--- Begin Exercise input ---

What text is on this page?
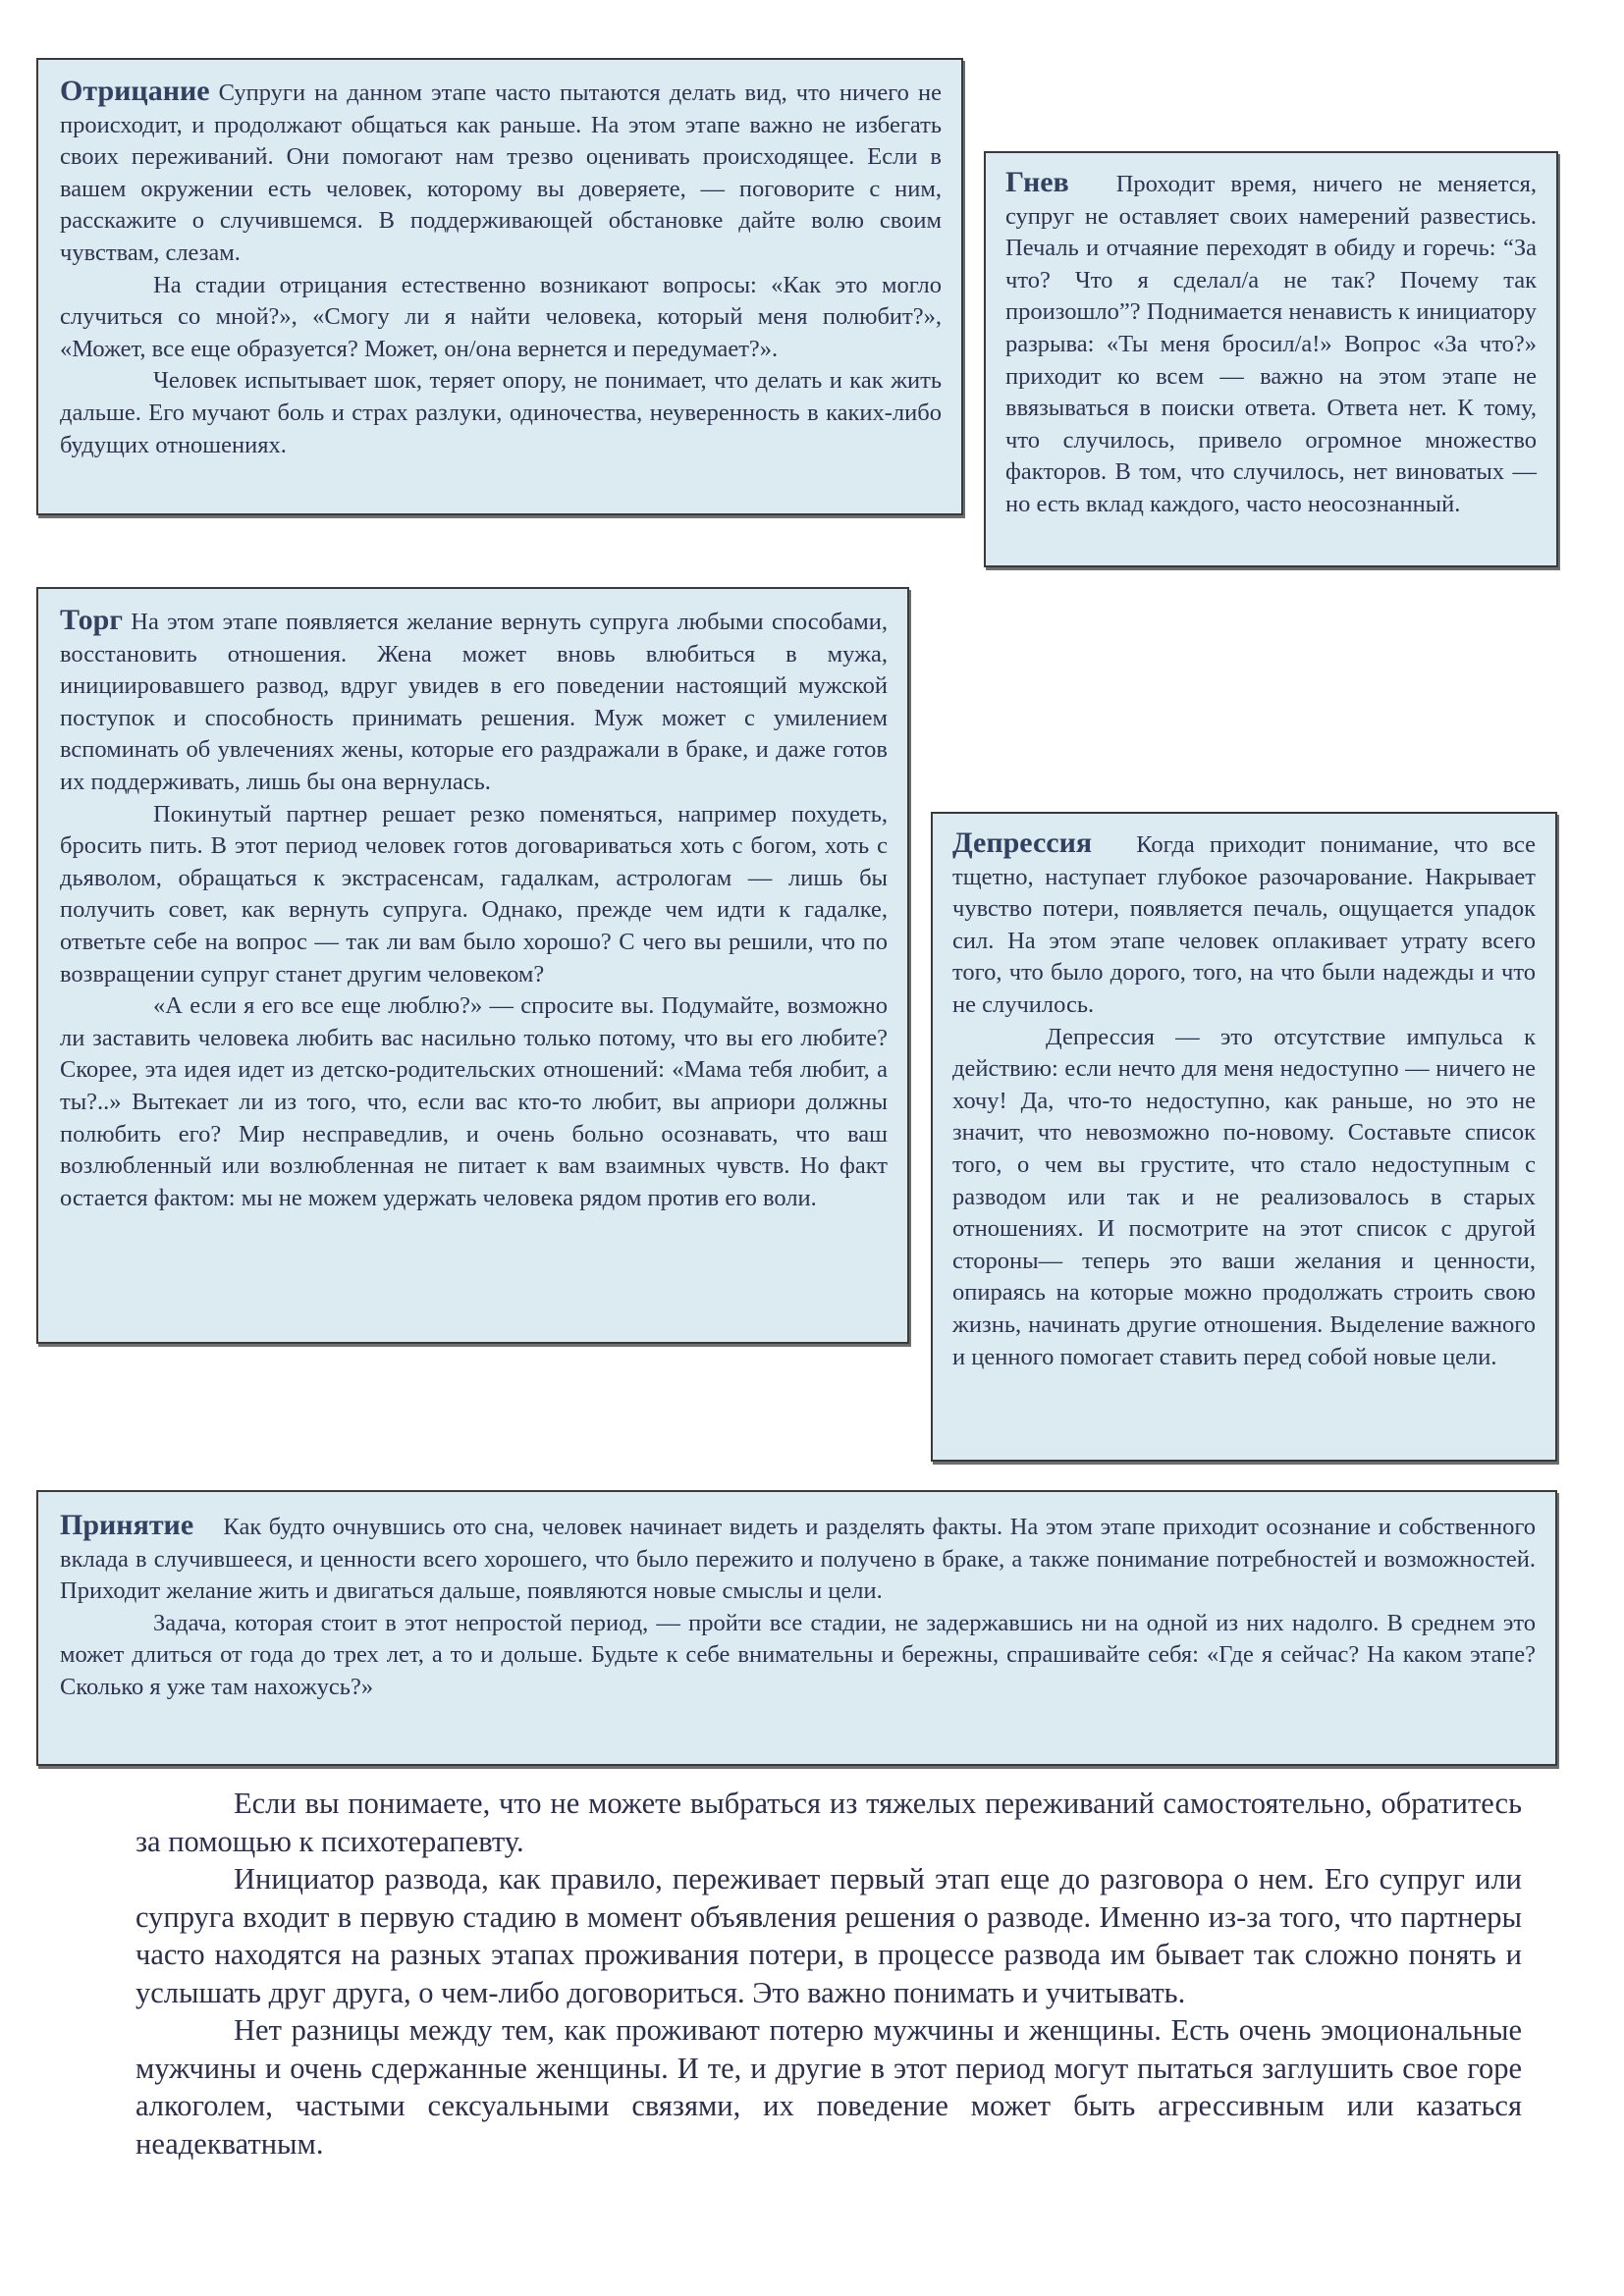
Отрицание Супруги на данном этапе часто пытаются делать вид, что ничего не происходит, и продолжают общаться как раньше. На этом этапе важно не избегать своих переживаний. Они помогают нам трезво оценивать происходящее. Если в вашем окружении есть человек, которому вы доверяете, — поговорите с ним, расскажите о случившемся. В поддерживающей обстановке дайте волю своим чувствам, слезам.

На стадии отрицания естественно возникают вопросы: «Как это могло случиться со мной?», «Смогу ли я найти человека, который меня полюбит?», «Может, все еще образуется? Может, он/она вернется и передумает?».

Человек испытывает шок, теряет опору, не понимает, что делать и как жить дальше. Его мучают боль и страх разлуки, одиночества, неуверенность в каких-либо будущих отношениях.

Гнев Проходит время, ничего не меняется, супруг не оставляет своих намерений развестись. Печаль и отчаяние переходят в обиду и горечь: “За что? Что я сделал/а не так? Почему так произошло”? Поднимается ненависть к инициатору разрыва: «Ты меня бросил/а!» Вопрос «За что?» приходит ко всем — важно на этом этапе не ввязываться в поиски ответа. Ответа нет. К тому, что случилось, привело огромное множество факторов. В том, что случилось, нет виноватых — но есть вклад каждого, часто неосознанный.

Торг На этом этапе появляется желание вернуть супруга любыми способами, восстановить отношения. Жена может вновь влюбиться в мужа, инициировавшего развод, вдруг увидев в его поведении настоящий мужской поступок и способность принимать решения. Муж может с умилением вспоминать об увлечениях жены, которые его раздражали в браке, и даже готов их поддерживать, лишь бы она вернулась.

Покинутый партнер решает резко поменяться, например похудеть, бросить пить. В этот период человек готов договариваться хоть с богом, хоть с дьяволом, обращаться к экстрасенсам, гадалкам, астрологам — лишь бы получить совет, как вернуть супруга. Однако, прежде чем идти к гадалке, ответьте себе на вопрос — так ли вам было хорошо? С чего вы решили, что по возвращении супруг станет другим человеком?

«А если я его все еще люблю?» — спросите вы. Подумайте, возможно ли заставить человека любить вас насильно только потому, что вы его любите? Скорее, эта идея идет из детско-родительских отношений: «Мама тебя любит, а ты?..» Вытекает ли из того, что, если вас кто-то любит, вы априори должны полюбить его? Мир несправедлив, и очень больно осознавать, что ваш возлюбленный или возлюбленная не питает к вам взаимных чувств. Но факт остается фактом: мы не можем удержать человека рядом против его воли.

Депрессия Когда приходит понимание, что все тщетно, наступает глубокое разочарование. Накрывает чувство потери, появляется печаль, ощущается упадок сил. На этом этапе человек оплакивает утрату всего того, что было дорого, того, на что были надежды и что не случилось.

Депрессия — это отсутствие импульса к действию: если нечто для меня недоступно — ничего не хочу! Да, что-то недоступно, как раньше, но это не значит, что невозможно по-новому. Составьте список того, о чем вы грустите, что стало недоступным с разводом или так и не реализовалось в старых отношениях. И посмотрите на этот список с другой стороны— теперь это ваши желания и ценности, опираясь на которые можно продолжать строить свою жизнь, начинать другие отношения. Выделение важного и ценного помогает ставить перед собой новые цели.

Принятие Как будто очнувшись ото сна, человек начинает видеть и разделять факты. На этом этапе приходит осознание и собственного вклада в случившееся, и ценности всего хорошего, что было пережито и получено в браке, а также понимание потребностей и возможностей. Приходит желание жить и двигаться дальше, появляются новые смыслы и цели.

Задача, которая стоит в этот непростой период, — пройти все стадии, не задержавшись ни на одной из них надолго. В среднем это может длиться от года до трех лет, а то и дольше. Будьте к себе внимательны и бережны, спрашивайте себя: «Где я сейчас? На каком этапе? Сколько я уже там нахожусь?»

Если вы понимаете, что не можете выбраться из тяжелых переживаний самостоятельно, обратитесь за помощью к психотерапевту.

Инициатор развода, как правило, переживает первый этап еще до разговора о нем. Его супруг или супруга входит в первую стадию в момент объявления решения о разводе. Именно из-за того, что партнеры часто находятся на разных этапах проживания потери, в процессе развода им бывает так сложно понять и услышать друг друга, о чем-либо договориться. Это важно понимать и учитывать.

Нет разницы между тем, как проживают потерю мужчины и женщины. Есть очень эмоциональные мужчины и очень сдержанные женщины. И те, и другие в этот период могут пытаться заглушить свое горе алкоголем, частыми сексуальными связями, их поведение может быть агрессивным или казаться неадекватным.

--- End Exercise input ---

▶ [Instructions for the task]: Write out every line above exactly as it is, leaving out the pictures.

▶ [Final result]:
What text is on this page?
Отрицание Супруги на данном этапе часто пытаются делать вид, что ничего не происходит, и продолжают общаться как раньше. На этом этапе важно не избегать своих переживаний. Они помогают нам трезво оценивать происходящее. Если в вашем окружении есть человек, которому вы доверяете, — поговорите с ним, расскажите о случившемся. В поддерживающей обстановке дайте волю своим чувствам, слезам.

На стадии отрицания естественно возникают вопросы: «Как это могло случиться со мной?», «Смогу ли я найти человека, который меня полюбит?», «Может, все еще образуется? Может, он/она вернется и передумает?».

Человек испытывает шок, теряет опору, не понимает, что делать и как жить дальше. Его мучают боль и страх разлуки, одиночества, неуверенность в каких-либо будущих отношениях.

Гнев Проходит время, ничего не меняется, супруг не оставляет своих намерений развестись. Печаль и отчаяние переходят в обиду и горечь: “За что? Что я сделал/а не так? Почему так произошло”? Поднимается ненависть к инициатору разрыва: «Ты меня бросил/а!» Вопрос «За что?» приходит ко всем — важно на этом этапе не ввязываться в поиски ответа. Ответа нет. К тому, что случилось, привело огромное множество факторов. В том, что случилось, нет виноватых — но есть вклад каждого, часто неосознанный.

Торг На этом этапе появляется желание вернуть супруга любыми способами, восстановить отношения. Жена может вновь влюбиться в мужа, инициировавшего развод, вдруг увидев в его поведении настоящий мужской поступок и способность принимать решения. Муж может с умилением вспоминать об увлечениях жены, которые его раздражали в браке, и даже готов их поддерживать, лишь бы она вернулась.

Покинутый партнер решает резко поменяться, например похудеть, бросить пить. В этот период человек готов договариваться хоть с богом, хоть с дьяволом, обращаться к экстрасенсам, гадалкам, астрологам — лишь бы получить совет, как вернуть супруга. Однако, прежде чем идти к гадалке, ответьте себе на вопрос — так ли вам было хорошо? С чего вы решили, что по возвращении супруг станет другим человеком?

«А если я его все еще люблю?» — спросите вы. Подумайте, возможно ли заставить человека любить вас насильно только потому, что вы его любите? Скорее, эта идея идет из детско-родительских отношений: «Мама тебя любит, а ты?..» Вытекает ли из того, что, если вас кто-то любит, вы априори должны полюбить его? Мир несправедлив, и очень больно осознавать, что ваш возлюбленный или возлюбленная не питает к вам взаимных чувств. Но факт остается фактом: мы не можем удержать человека рядом против его воли.

Депрессия Когда приходит понимание, что все тщетно, наступает глубокое разочарование. Накрывает чувство потери, появляется печаль, ощущается упадок сил. На этом этапе человек оплакивает утрату всего того, что было дорого, того, на что были надежды и что не случилось.

Депрессия — это отсутствие импульса к действию: если нечто для меня недоступно — ничего не хочу! Да, что-то недоступно, как раньше, но это не значит, что невозможно по-новому. Составьте список того, о чем вы грустите, что стало недоступным с разводом или так и не реализовалось в старых отношениях. И посмотрите на этот список с другой стороны— теперь это ваши желания и ценности, опираясь на которые можно продолжать строить свою жизнь, начинать другие отношения. Выделение важного и ценного помогает ставить перед собой новые цели.

Принятие Как будто очнувшись ото сна, человек начинает видеть и разделять факты. На этом этапе приходит осознание и собственного вклада в случившееся, и ценности всего хорошего, что было пережито и получено в браке, а также понимание потребностей и возможностей. Приходит желание жить и двигаться дальше, появляются новые смыслы и цели.

Задача, которая стоит в этот непростой период, — пройти все стадии, не задержавшись ни на одной из них надолго. В среднем это может длиться от года до трех лет, а то и дольше. Будьте к себе внимательны и бережны, спрашивайте себя: «Где я сейчас? На каком этапе? Сколько я уже там нахожусь?»

Если вы понимаете, что не можете выбраться из тяжелых переживаний самостоятельно, обратитесь за помощью к психотерапевту.

Инициатор развода, как правило, переживает первый этап еще до разговора о нем. Его супруг или супруга входит в первую стадию в момент объявления решения о разводе. Именно из-за того, что партнеры часто находятся на разных этапах проживания потери, в процессе развода им бывает так сложно понять и услышать друг друга, о чем-либо договориться. Это важно понимать и учитывать.

Нет разницы между тем, как проживают потерю мужчины и женщины. Есть очень эмоциональные мужчины и очень сдержанные женщины. И те, и другие в этот период могут пытаться заглушить свое горе алкоголем, частыми сексуальными связями, их поведение может быть агрессивным или казаться неадекватным.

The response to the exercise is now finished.